To do »
Copy out the entries exactly as they appear, from the start of the entries through the line containing "section-tab[interactable]: Property Info".

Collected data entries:
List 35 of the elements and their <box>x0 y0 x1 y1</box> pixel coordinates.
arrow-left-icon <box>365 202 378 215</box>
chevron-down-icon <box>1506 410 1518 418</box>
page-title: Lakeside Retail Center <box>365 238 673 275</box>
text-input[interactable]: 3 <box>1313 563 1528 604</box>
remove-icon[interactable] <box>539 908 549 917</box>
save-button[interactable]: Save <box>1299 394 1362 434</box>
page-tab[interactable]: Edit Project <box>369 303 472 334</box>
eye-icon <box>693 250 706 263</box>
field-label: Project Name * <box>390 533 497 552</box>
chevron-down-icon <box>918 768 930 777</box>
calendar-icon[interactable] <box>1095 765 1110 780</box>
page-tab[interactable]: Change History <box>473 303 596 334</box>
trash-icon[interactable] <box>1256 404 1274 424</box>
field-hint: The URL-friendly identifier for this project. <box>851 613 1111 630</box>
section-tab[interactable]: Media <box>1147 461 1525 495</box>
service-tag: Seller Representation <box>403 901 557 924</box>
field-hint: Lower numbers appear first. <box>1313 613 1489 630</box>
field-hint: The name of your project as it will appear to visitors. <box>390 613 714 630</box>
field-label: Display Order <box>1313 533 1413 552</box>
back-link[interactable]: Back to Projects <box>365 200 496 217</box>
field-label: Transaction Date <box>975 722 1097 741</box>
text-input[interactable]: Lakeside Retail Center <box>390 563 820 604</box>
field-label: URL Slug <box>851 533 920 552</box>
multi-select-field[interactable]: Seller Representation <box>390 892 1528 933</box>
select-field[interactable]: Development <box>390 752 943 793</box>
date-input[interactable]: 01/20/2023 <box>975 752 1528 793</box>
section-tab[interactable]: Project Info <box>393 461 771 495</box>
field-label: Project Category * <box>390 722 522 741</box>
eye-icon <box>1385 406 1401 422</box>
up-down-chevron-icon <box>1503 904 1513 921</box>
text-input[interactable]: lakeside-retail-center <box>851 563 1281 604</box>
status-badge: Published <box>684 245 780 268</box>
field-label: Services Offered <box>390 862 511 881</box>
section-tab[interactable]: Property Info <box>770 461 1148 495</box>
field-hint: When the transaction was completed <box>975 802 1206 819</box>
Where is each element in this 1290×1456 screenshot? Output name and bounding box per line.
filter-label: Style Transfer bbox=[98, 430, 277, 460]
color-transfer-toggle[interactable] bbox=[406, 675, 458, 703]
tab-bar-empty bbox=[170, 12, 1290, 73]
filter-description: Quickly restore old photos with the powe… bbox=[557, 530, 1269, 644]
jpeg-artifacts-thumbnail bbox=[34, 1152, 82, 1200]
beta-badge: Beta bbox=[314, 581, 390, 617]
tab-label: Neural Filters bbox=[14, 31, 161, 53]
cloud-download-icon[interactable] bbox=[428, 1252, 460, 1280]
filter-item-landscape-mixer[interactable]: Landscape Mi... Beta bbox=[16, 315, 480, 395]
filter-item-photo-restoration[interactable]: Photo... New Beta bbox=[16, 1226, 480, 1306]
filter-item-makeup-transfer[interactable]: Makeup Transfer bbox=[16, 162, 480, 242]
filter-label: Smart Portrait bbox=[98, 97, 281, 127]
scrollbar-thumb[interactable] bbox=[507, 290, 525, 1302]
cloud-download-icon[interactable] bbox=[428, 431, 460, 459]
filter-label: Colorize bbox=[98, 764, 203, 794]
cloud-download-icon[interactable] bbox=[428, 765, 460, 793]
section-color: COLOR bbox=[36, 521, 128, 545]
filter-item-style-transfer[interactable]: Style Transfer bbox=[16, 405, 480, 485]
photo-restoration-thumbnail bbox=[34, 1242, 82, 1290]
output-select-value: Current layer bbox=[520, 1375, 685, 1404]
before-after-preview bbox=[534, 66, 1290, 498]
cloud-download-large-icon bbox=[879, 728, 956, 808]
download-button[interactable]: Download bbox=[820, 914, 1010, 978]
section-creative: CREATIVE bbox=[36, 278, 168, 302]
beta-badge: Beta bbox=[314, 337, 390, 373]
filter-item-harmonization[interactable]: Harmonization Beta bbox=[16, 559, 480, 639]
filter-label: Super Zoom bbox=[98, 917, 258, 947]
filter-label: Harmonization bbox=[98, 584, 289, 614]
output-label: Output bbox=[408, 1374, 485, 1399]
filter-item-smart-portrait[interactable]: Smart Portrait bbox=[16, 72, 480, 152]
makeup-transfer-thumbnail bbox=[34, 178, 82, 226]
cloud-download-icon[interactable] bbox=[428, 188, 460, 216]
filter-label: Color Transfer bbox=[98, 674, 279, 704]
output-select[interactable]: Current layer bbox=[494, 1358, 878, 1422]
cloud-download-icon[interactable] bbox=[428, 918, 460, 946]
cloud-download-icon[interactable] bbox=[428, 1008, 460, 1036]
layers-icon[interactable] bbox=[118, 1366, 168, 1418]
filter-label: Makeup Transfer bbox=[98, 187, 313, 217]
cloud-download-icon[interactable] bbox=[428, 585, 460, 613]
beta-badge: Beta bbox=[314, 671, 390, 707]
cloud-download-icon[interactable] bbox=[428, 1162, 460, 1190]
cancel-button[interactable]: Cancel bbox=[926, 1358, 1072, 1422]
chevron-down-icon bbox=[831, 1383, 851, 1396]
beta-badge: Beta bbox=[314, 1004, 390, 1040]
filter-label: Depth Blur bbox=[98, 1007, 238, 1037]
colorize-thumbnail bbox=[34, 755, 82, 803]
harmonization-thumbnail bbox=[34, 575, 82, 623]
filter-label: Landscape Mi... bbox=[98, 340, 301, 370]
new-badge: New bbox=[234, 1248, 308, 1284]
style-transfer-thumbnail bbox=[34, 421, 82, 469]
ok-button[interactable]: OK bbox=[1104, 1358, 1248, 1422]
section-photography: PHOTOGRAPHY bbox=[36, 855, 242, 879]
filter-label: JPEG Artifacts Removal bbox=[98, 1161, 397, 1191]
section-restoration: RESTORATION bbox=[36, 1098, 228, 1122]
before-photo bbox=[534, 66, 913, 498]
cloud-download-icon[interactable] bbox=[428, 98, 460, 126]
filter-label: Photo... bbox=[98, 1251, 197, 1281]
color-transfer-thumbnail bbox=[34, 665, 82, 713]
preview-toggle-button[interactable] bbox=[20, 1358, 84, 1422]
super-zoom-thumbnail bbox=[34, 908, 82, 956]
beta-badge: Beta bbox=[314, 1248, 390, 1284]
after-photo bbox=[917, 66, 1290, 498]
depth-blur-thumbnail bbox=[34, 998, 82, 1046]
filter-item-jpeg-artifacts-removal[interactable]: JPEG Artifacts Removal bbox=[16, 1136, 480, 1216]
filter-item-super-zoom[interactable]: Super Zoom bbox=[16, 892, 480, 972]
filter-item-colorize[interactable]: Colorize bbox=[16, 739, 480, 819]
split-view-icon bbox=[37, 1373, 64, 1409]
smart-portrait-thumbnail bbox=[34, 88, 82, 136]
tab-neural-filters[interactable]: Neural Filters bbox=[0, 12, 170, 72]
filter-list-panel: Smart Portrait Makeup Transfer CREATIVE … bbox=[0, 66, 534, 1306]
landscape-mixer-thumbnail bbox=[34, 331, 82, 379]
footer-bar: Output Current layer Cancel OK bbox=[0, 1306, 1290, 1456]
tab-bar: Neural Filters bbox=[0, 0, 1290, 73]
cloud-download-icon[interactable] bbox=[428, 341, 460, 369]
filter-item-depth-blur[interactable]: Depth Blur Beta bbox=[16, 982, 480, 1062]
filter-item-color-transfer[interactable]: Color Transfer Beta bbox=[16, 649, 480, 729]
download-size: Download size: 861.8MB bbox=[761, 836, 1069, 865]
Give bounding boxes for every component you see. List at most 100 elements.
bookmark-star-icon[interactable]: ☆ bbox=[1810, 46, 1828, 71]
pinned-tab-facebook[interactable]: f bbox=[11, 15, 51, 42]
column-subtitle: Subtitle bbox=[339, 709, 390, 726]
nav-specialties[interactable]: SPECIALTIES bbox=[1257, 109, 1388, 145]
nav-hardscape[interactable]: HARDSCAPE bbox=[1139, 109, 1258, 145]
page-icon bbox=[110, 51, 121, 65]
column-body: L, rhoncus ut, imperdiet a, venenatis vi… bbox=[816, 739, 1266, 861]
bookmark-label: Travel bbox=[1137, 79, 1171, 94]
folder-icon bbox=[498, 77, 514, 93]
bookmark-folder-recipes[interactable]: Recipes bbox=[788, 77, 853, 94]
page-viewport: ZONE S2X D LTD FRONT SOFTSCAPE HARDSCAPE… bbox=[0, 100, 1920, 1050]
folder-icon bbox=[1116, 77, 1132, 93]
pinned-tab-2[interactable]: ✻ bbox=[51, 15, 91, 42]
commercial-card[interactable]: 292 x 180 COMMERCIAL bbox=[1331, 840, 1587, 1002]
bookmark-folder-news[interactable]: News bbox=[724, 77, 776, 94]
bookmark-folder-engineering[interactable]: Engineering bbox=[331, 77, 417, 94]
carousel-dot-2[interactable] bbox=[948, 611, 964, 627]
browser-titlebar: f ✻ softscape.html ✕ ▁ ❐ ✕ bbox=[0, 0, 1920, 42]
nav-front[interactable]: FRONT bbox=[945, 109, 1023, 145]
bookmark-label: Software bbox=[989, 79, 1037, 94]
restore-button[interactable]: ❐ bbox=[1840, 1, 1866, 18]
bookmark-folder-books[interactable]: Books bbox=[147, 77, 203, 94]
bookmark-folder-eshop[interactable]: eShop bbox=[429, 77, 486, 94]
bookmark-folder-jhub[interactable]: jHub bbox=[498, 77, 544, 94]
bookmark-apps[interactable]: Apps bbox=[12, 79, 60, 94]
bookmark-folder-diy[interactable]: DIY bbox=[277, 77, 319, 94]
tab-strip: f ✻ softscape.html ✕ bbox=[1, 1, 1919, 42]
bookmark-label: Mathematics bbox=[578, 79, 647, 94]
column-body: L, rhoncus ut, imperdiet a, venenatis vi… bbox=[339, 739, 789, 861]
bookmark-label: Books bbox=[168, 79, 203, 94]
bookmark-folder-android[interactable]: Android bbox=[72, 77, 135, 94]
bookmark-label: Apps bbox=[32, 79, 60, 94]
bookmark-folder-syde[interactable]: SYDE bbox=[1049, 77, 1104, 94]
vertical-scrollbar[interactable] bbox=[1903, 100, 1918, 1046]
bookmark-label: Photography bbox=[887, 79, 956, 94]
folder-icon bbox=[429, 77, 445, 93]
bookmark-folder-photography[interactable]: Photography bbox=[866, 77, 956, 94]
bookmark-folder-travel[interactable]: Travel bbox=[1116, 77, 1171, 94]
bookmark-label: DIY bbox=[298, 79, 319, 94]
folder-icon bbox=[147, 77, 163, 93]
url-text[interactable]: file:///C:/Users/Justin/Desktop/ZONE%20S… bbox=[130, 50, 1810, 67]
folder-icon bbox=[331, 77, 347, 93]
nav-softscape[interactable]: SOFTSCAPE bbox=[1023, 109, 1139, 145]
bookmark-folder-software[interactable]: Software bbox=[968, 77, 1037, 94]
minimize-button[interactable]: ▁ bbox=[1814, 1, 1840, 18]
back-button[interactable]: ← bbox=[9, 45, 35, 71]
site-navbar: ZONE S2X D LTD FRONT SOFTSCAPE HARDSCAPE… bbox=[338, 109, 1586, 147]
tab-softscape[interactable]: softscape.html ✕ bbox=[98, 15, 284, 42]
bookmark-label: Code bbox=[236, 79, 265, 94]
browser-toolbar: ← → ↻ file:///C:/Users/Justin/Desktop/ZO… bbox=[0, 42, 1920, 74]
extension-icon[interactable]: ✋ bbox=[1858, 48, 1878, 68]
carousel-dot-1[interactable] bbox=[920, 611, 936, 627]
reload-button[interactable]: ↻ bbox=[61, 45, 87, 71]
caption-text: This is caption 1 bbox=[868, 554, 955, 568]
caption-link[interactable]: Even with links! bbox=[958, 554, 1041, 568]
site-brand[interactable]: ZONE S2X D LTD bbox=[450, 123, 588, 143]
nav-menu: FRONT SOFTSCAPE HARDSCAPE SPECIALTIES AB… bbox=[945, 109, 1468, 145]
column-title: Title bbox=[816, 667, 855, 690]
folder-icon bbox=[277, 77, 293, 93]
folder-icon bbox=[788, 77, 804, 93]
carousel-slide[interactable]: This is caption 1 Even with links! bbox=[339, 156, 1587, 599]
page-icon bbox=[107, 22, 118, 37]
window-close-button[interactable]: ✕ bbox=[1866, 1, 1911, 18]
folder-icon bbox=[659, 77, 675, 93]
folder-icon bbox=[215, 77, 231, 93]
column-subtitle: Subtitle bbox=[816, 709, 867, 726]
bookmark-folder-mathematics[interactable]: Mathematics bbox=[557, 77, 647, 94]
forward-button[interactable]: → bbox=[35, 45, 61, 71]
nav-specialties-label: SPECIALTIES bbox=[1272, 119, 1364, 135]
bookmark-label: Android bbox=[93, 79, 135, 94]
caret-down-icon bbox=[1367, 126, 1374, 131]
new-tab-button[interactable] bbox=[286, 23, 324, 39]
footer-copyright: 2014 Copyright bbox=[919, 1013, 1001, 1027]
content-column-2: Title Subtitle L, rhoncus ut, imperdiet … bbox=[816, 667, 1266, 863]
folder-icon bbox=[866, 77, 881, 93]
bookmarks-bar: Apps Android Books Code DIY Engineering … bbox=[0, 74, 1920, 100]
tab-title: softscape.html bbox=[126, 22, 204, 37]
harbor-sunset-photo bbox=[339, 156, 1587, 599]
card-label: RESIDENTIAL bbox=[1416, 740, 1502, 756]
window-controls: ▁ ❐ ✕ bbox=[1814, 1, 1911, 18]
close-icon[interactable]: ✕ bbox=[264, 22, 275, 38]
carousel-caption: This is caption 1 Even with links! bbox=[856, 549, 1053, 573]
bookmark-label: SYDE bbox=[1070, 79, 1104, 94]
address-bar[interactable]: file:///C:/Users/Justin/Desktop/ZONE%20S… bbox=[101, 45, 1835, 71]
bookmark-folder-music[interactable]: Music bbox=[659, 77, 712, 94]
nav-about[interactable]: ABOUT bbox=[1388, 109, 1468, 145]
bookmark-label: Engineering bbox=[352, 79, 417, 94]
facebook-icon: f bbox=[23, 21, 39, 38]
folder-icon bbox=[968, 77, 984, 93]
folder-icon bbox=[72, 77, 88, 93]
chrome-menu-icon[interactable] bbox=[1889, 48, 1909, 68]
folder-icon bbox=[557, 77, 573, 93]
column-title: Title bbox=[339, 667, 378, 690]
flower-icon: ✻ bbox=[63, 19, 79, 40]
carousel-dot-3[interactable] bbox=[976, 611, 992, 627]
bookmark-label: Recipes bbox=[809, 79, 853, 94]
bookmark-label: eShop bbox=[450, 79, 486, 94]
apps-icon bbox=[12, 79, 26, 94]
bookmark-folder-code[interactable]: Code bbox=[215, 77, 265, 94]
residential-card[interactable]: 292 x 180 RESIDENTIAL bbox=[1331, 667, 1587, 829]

Worked solution »
List 35 of the elements and their <box>x0 y0 x1 y1</box> pixel coordinates.
arrow-left-icon <box>365 202 378 215</box>
chevron-down-icon <box>1506 410 1518 418</box>
page-title: Lakeside Retail Center <box>365 238 673 275</box>
text-input[interactable]: 3 <box>1313 563 1528 604</box>
remove-icon[interactable] <box>539 908 549 917</box>
save-button[interactable]: Save <box>1299 394 1362 434</box>
page-tab[interactable]: Edit Project <box>369 303 472 334</box>
eye-icon <box>693 250 706 263</box>
field-label: Project Name * <box>390 533 497 552</box>
chevron-down-icon <box>918 768 930 777</box>
calendar-icon[interactable] <box>1095 765 1110 780</box>
page-tab[interactable]: Change History <box>473 303 596 334</box>
trash-icon[interactable] <box>1256 404 1274 424</box>
field-hint: The URL-friendly identifier for this project. <box>851 613 1111 630</box>
section-tab[interactable]: Media <box>1147 461 1525 495</box>
service-tag: Seller Representation <box>403 901 557 924</box>
field-hint: Lower numbers appear first. <box>1313 613 1489 630</box>
field-hint: The name of your project as it will appear to visitors. <box>390 613 714 630</box>
field-label: Display Order <box>1313 533 1413 552</box>
back-link[interactable]: Back to Projects <box>365 200 496 217</box>
field-label: Transaction Date <box>975 722 1097 741</box>
text-input[interactable]: Lakeside Retail Center <box>390 563 820 604</box>
field-label: URL Slug <box>851 533 920 552</box>
multi-select-field[interactable]: Seller Representation <box>390 892 1528 933</box>
select-field[interactable]: Development <box>390 752 943 793</box>
date-input[interactable]: 01/20/2023 <box>975 752 1528 793</box>
section-tab[interactable]: Project Info <box>393 461 771 495</box>
field-label: Project Category * <box>390 722 522 741</box>
eye-icon <box>1385 406 1401 422</box>
up-down-chevron-icon <box>1503 904 1513 921</box>
text-input[interactable]: lakeside-retail-center <box>851 563 1281 604</box>
status-badge: Published <box>684 245 780 268</box>
field-label: Services Offered <box>390 862 511 881</box>
section-tab[interactable]: Property Info <box>770 461 1148 495</box>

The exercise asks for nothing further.